_REQUIRED TASK_: Reproduce every line of the data below without changing anything.

++++ DATASET ENTRIES ++++

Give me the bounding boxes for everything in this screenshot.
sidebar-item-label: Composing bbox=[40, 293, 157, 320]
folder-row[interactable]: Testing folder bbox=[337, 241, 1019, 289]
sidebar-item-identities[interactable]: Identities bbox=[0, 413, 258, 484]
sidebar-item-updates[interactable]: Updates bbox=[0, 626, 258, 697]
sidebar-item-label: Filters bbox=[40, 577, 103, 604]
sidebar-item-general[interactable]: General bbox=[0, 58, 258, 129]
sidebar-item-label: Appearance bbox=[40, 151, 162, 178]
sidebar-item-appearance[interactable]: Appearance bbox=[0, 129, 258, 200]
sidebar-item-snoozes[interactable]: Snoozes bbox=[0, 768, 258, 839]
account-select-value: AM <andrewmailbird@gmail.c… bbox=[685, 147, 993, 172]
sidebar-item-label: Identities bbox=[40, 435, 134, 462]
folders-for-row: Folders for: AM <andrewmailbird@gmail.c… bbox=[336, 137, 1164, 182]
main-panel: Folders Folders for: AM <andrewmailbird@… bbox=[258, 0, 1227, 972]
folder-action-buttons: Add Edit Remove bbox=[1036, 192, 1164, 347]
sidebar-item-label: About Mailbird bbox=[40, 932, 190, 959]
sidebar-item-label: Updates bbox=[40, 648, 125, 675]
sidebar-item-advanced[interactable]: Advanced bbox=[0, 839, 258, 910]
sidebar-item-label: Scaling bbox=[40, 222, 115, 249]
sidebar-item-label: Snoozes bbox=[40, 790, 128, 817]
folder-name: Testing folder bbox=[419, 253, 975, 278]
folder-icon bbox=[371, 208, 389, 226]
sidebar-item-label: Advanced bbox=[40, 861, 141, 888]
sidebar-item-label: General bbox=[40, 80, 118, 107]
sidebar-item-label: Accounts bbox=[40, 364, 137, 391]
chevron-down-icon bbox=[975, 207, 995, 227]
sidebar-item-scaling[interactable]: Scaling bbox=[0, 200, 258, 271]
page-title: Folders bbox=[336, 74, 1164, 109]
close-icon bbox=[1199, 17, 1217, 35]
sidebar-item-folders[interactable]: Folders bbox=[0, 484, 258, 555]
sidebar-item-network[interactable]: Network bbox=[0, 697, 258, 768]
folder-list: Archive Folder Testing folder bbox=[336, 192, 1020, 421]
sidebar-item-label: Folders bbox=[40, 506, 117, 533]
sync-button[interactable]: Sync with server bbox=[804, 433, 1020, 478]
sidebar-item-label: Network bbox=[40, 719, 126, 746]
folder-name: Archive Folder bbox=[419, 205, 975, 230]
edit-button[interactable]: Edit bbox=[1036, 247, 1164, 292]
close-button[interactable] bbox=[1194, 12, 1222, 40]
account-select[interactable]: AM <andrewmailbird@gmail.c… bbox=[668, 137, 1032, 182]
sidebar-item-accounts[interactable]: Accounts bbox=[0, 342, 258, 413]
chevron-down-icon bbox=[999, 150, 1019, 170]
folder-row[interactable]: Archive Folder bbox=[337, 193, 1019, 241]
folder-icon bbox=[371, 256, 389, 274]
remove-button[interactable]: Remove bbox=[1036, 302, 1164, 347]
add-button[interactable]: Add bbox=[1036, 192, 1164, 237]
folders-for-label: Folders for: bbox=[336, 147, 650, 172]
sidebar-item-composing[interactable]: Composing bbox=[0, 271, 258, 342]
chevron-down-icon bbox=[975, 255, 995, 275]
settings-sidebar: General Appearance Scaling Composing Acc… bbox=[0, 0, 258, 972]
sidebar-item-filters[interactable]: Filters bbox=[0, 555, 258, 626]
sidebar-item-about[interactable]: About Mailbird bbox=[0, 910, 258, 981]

++++

_EXERCISE OUTPUT_:
Give me the bounding boxes for everything in this screenshot.
sidebar-item-label: Composing bbox=[40, 293, 157, 320]
folder-row[interactable]: Testing folder bbox=[337, 241, 1019, 289]
sidebar-item-identities[interactable]: Identities bbox=[0, 413, 258, 484]
sidebar-item-updates[interactable]: Updates bbox=[0, 626, 258, 697]
sidebar-item-label: Filters bbox=[40, 577, 103, 604]
sidebar-item-general[interactable]: General bbox=[0, 58, 258, 129]
sidebar-item-label: Appearance bbox=[40, 151, 162, 178]
sidebar-item-appearance[interactable]: Appearance bbox=[0, 129, 258, 200]
sidebar-item-snoozes[interactable]: Snoozes bbox=[0, 768, 258, 839]
account-select-value: AM <andrewmailbird@gmail.c… bbox=[685, 147, 993, 172]
sidebar-item-label: Identities bbox=[40, 435, 134, 462]
folders-for-row: Folders for: AM <andrewmailbird@gmail.c… bbox=[336, 137, 1164, 182]
main-panel: Folders Folders for: AM <andrewmailbird@… bbox=[258, 0, 1227, 972]
folder-action-buttons: Add Edit Remove bbox=[1036, 192, 1164, 347]
sidebar-item-label: About Mailbird bbox=[40, 932, 190, 959]
sidebar-item-label: Updates bbox=[40, 648, 125, 675]
sidebar-item-advanced[interactable]: Advanced bbox=[0, 839, 258, 910]
sidebar-item-label: Scaling bbox=[40, 222, 115, 249]
sidebar-item-label: Snoozes bbox=[40, 790, 128, 817]
folder-name: Testing folder bbox=[419, 253, 975, 278]
folder-icon bbox=[371, 208, 389, 226]
sidebar-item-label: Advanced bbox=[40, 861, 141, 888]
sidebar-item-label: General bbox=[40, 80, 118, 107]
sidebar-item-label: Accounts bbox=[40, 364, 137, 391]
chevron-down-icon bbox=[975, 207, 995, 227]
sidebar-item-scaling[interactable]: Scaling bbox=[0, 200, 258, 271]
page-title: Folders bbox=[336, 74, 1164, 109]
close-icon bbox=[1199, 17, 1217, 35]
sidebar-item-folders[interactable]: Folders bbox=[0, 484, 258, 555]
sidebar-item-network[interactable]: Network bbox=[0, 697, 258, 768]
folder-list: Archive Folder Testing folder bbox=[336, 192, 1020, 421]
sidebar-item-label: Folders bbox=[40, 506, 117, 533]
sync-button[interactable]: Sync with server bbox=[804, 433, 1020, 478]
sidebar-item-label: Network bbox=[40, 719, 126, 746]
folder-name: Archive Folder bbox=[419, 205, 975, 230]
edit-button[interactable]: Edit bbox=[1036, 247, 1164, 292]
close-button[interactable] bbox=[1194, 12, 1222, 40]
account-select[interactable]: AM <andrewmailbird@gmail.c… bbox=[668, 137, 1032, 182]
sidebar-item-accounts[interactable]: Accounts bbox=[0, 342, 258, 413]
chevron-down-icon bbox=[999, 150, 1019, 170]
folder-row[interactable]: Archive Folder bbox=[337, 193, 1019, 241]
folder-icon bbox=[371, 256, 389, 274]
remove-button[interactable]: Remove bbox=[1036, 302, 1164, 347]
add-button[interactable]: Add bbox=[1036, 192, 1164, 237]
folders-for-label: Folders for: bbox=[336, 147, 650, 172]
sidebar-item-composing[interactable]: Composing bbox=[0, 271, 258, 342]
chevron-down-icon bbox=[975, 255, 995, 275]
settings-sidebar: General Appearance Scaling Composing Acc… bbox=[0, 0, 258, 972]
sidebar-item-filters[interactable]: Filters bbox=[0, 555, 258, 626]
sidebar-item-about[interactable]: About Mailbird bbox=[0, 910, 258, 981]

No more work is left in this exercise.